Here are some records. Copy each one exactly.
/---
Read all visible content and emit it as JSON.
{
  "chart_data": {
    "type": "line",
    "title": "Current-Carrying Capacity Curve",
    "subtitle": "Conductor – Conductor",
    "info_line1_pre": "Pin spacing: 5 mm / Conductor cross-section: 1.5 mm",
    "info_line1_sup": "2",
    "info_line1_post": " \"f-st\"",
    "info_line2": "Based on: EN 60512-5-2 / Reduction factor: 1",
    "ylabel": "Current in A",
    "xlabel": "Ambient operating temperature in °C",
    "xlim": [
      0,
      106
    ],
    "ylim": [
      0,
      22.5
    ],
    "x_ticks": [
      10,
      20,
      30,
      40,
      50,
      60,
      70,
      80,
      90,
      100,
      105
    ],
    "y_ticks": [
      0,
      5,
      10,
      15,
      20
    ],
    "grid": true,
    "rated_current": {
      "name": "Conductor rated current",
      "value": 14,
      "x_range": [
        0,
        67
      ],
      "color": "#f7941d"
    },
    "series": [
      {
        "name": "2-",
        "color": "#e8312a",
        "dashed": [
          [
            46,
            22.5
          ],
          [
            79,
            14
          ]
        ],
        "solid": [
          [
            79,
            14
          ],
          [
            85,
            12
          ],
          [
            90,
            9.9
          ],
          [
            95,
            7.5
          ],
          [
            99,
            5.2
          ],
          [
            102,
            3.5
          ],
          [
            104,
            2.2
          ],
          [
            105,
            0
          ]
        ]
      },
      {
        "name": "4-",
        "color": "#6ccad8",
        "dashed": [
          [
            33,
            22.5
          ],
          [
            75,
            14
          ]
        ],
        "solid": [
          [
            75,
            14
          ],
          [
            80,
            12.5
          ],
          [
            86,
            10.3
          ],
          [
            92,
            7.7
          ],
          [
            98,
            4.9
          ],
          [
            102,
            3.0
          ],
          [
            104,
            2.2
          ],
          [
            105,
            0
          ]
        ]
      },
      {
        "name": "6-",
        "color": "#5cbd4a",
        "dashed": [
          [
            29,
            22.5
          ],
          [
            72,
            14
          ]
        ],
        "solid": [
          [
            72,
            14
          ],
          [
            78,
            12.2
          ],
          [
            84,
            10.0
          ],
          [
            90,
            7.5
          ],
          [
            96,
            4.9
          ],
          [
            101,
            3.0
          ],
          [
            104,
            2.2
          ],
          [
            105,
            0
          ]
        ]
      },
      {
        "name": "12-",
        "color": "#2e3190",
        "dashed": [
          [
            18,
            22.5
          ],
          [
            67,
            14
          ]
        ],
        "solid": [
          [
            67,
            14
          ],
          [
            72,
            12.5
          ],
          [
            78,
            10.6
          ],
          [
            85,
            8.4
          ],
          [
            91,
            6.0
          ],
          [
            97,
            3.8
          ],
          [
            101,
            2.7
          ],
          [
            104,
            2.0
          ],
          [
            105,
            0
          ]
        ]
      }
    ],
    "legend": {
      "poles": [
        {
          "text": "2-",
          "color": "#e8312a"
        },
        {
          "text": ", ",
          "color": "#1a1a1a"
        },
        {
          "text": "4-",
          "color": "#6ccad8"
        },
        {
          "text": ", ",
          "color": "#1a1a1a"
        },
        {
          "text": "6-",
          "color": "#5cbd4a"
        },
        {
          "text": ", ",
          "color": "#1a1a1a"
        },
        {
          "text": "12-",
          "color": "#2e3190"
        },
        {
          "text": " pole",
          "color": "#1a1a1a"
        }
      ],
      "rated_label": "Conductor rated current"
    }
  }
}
\---
▶ In response:
Read all visible content and emit it as JSON.
{
  "chart_data": {
    "type": "line",
    "title": "Current-Carrying Capacity Curve",
    "subtitle": "Conductor – Conductor",
    "info_line1_pre": "Pin spacing: 5 mm / Conductor cross-section: 1.5 mm",
    "info_line1_sup": "2",
    "info_line1_post": " \"f-st\"",
    "info_line2": "Based on: EN 60512-5-2 / Reduction factor: 1",
    "ylabel": "Current in A",
    "xlabel": "Ambient operating temperature in °C",
    "xlim": [
      0,
      106
    ],
    "ylim": [
      0,
      22.5
    ],
    "x_ticks": [
      10,
      20,
      30,
      40,
      50,
      60,
      70,
      80,
      90,
      100,
      105
    ],
    "y_ticks": [
      0,
      5,
      10,
      15,
      20
    ],
    "grid": true,
    "rated_current": {
      "name": "Conductor rated current",
      "value": 14,
      "x_range": [
        0,
        67
      ],
      "color": "#f7941d"
    },
    "series": [
      {
        "name": "2-",
        "color": "#e8312a",
        "dashed": [
          [
            46,
            22.5
          ],
          [
            79,
            14
          ]
        ],
        "solid": [
          [
            79,
            14
          ],
          [
            85,
            12
          ],
          [
            90,
            9.9
          ],
          [
            95,
            7.5
          ],
          [
            99,
            5.2
          ],
          [
            102,
            3.5
          ],
          [
            104,
            2.2
          ],
          [
            105,
            0
          ]
        ]
      },
      {
        "name": "4-",
        "color": "#6ccad8",
        "dashed": [
          [
            33,
            22.5
          ],
          [
            75,
            14
          ]
        ],
        "solid": [
          [
            75,
            14
          ],
          [
            80,
            12.5
          ],
          [
            86,
            10.3
          ],
          [
            92,
            7.7
          ],
          [
            98,
            4.9
          ],
          [
            102,
            3.0
          ],
          [
            104,
            2.2
          ],
          [
            105,
            0
          ]
        ]
      },
      {
        "name": "6-",
        "color": "#5cbd4a",
        "dashed": [
          [
            29,
            22.5
          ],
          [
            72,
            14
          ]
        ],
        "solid": [
          [
            72,
            14
          ],
          [
            78,
            12.2
          ],
          [
            84,
            10.0
          ],
          [
            90,
            7.5
          ],
          [
            96,
            4.9
          ],
          [
            101,
            3.0
          ],
          [
            104,
            2.2
          ],
          [
            105,
            0
          ]
        ]
      },
      {
        "name": "12-",
        "color": "#2e3190",
        "dashed": [
          [
            18,
            22.5
          ],
          [
            67,
            14
          ]
        ],
        "solid": [
          [
            67,
            14
          ],
          [
            72,
            12.5
          ],
          [
            78,
            10.6
          ],
          [
            85,
            8.4
          ],
          [
            91,
            6.0
          ],
          [
            97,
            3.8
          ],
          [
            101,
            2.7
          ],
          [
            104,
            2.0
          ],
          [
            105,
            0
          ]
        ]
      }
    ],
    "legend": {
      "poles": [
        {
          "text": "2-",
          "color": "#e8312a"
        },
        {
          "text": ", ",
          "color": "#1a1a1a"
        },
        {
          "text": "4-",
          "color": "#6ccad8"
        },
        {
          "text": ", ",
          "color": "#1a1a1a"
        },
        {
          "text": "6-",
          "color": "#5cbd4a"
        },
        {
          "text": ", ",
          "color": "#1a1a1a"
        },
        {
          "text": "12-",
          "color": "#2e3190"
        },
        {
          "text": " pole",
          "color": "#1a1a1a"
        }
      ],
      "rated_label": "Conductor rated current"
    }
  }
}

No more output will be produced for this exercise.